BEGIN Records for the task
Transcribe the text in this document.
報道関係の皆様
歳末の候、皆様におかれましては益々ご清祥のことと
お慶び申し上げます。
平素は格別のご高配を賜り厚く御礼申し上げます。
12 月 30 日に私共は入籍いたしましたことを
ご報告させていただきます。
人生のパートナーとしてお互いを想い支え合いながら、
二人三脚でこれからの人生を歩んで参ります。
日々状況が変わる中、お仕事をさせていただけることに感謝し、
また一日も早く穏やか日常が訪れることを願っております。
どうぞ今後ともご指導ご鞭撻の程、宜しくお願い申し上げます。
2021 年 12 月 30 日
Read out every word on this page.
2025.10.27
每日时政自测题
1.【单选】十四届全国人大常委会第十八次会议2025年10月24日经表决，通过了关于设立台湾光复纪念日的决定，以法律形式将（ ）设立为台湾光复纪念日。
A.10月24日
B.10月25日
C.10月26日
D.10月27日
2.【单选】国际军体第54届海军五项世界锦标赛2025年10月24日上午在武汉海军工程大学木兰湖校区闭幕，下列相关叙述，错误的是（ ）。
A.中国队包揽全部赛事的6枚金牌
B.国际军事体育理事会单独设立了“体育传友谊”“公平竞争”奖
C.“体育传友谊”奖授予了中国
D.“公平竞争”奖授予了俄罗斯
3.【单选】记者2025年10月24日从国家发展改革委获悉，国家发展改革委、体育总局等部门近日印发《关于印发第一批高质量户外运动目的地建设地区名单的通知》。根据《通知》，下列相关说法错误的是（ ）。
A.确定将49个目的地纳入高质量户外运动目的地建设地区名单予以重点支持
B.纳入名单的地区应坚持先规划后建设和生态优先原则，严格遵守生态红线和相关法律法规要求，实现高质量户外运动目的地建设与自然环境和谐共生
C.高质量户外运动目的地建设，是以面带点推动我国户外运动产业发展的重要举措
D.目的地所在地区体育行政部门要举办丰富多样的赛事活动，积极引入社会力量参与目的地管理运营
END Records for the task
=== Work instructions ===
The records above need to be transcribed in full. Keep every character unchanged.

=== Result ===
Transcribe the text in this document.
報道関係の皆様
歳末の候、皆様におかれましては益々ご清祥のことと
お慶び申し上げます。
平素は格別のご高配を賜り厚く御礼申し上げます。
12 月 30 日に私共は入籍いたしましたことを
ご報告させていただきます。
人生のパートナーとしてお互いを想い支え合いながら、
二人三脚でこれからの人生を歩んで参ります。
日々状況が変わる中、お仕事をさせていただけることに感謝し、
また一日も早く穏やか日常が訪れることを願っております。
どうぞ今後ともご指導ご鞭撻の程、宜しくお願い申し上げます。
2021 年 12 月 30 日
Read out every word on this page.
2025.10.27
每日时政自测题
1.【单选】十四届全国人大常委会第十八次会议2025年10月24日经表决，通过了关于设立台湾光复纪念日的决定，以法律形式将（ ）设立为台湾光复纪念日。
A.10月24日
B.10月25日
C.10月26日
D.10月27日
2.【单选】国际军体第54届海军五项世界锦标赛2025年10月24日上午在武汉海军工程大学木兰湖校区闭幕，下列相关叙述，错误的是（ ）。
A.中国队包揽全部赛事的6枚金牌
B.国际军事体育理事会单独设立了“体育传友谊”“公平竞争”奖
C.“体育传友谊”奖授予了中国
D.“公平竞争”奖授予了俄罗斯
3.【单选】记者2025年10月24日从国家发展改革委获悉，国家发展改革委、体育总局等部门近日印发《关于印发第一批高质量户外运动目的地建设地区名单的通知》。根据《通知》，下列相关说法错误的是（ ）。
A.确定将49个目的地纳入高质量户外运动目的地建设地区名单予以重点支持
B.纳入名单的地区应坚持先规划后建设和生态优先原则，严格遵守生态红线和相关法律法规要求，实现高质量户外运动目的地建设与自然环境和谐共生
C.高质量户外运动目的地建设，是以面带点推动我国户外运动产业发展的重要举措
D.目的地所在地区体育行政部门要举办丰富多样的赛事活动，积极引入社会力量参与目的地管理运营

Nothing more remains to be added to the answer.